**Stated exercise**
Return all of the lines below exactly as they are.

— begin Supplied information —

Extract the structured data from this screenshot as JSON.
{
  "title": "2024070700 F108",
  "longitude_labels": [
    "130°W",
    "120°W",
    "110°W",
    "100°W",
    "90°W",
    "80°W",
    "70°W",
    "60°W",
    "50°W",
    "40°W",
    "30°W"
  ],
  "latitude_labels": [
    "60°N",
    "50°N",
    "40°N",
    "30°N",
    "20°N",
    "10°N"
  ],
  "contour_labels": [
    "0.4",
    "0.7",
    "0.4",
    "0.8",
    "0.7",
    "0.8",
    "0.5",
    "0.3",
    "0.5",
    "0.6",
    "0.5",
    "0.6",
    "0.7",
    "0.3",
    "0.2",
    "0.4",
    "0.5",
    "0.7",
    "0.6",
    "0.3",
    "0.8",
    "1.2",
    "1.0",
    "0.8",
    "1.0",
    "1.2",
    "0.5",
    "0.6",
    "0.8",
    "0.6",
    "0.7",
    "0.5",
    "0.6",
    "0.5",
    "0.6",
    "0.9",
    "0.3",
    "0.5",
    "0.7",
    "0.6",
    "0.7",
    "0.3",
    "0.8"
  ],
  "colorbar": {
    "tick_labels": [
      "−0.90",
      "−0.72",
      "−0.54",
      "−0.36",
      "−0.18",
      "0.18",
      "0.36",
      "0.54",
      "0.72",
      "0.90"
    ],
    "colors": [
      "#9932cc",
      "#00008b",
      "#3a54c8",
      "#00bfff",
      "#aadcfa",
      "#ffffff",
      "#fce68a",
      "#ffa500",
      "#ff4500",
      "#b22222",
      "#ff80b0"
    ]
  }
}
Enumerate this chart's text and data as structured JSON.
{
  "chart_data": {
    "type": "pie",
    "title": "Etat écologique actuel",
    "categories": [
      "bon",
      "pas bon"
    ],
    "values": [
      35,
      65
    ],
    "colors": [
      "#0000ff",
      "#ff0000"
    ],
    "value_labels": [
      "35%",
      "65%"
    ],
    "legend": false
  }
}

— end Supplied information —

**Result for this task**
Extract the structured data from this screenshot as JSON.
{
  "title": "2024070700 F108",
  "longitude_labels": [
    "130°W",
    "120°W",
    "110°W",
    "100°W",
    "90°W",
    "80°W",
    "70°W",
    "60°W",
    "50°W",
    "40°W",
    "30°W"
  ],
  "latitude_labels": [
    "60°N",
    "50°N",
    "40°N",
    "30°N",
    "20°N",
    "10°N"
  ],
  "contour_labels": [
    "0.4",
    "0.7",
    "0.4",
    "0.8",
    "0.7",
    "0.8",
    "0.5",
    "0.3",
    "0.5",
    "0.6",
    "0.5",
    "0.6",
    "0.7",
    "0.3",
    "0.2",
    "0.4",
    "0.5",
    "0.7",
    "0.6",
    "0.3",
    "0.8",
    "1.2",
    "1.0",
    "0.8",
    "1.0",
    "1.2",
    "0.5",
    "0.6",
    "0.8",
    "0.6",
    "0.7",
    "0.5",
    "0.6",
    "0.5",
    "0.6",
    "0.9",
    "0.3",
    "0.5",
    "0.7",
    "0.6",
    "0.7",
    "0.3",
    "0.8"
  ],
  "colorbar": {
    "tick_labels": [
      "−0.90",
      "−0.72",
      "−0.54",
      "−0.36",
      "−0.18",
      "0.18",
      "0.36",
      "0.54",
      "0.72",
      "0.90"
    ],
    "colors": [
      "#9932cc",
      "#00008b",
      "#3a54c8",
      "#00bfff",
      "#aadcfa",
      "#ffffff",
      "#fce68a",
      "#ffa500",
      "#ff4500",
      "#b22222",
      "#ff80b0"
    ]
  }
}
Enumerate this chart's text and data as structured JSON.
{
  "chart_data": {
    "type": "pie",
    "title": "Etat écologique actuel",
    "categories": [
      "bon",
      "pas bon"
    ],
    "values": [
      35,
      65
    ],
    "colors": [
      "#0000ff",
      "#ff0000"
    ],
    "value_labels": [
      "35%",
      "65%"
    ],
    "legend": false
  }
}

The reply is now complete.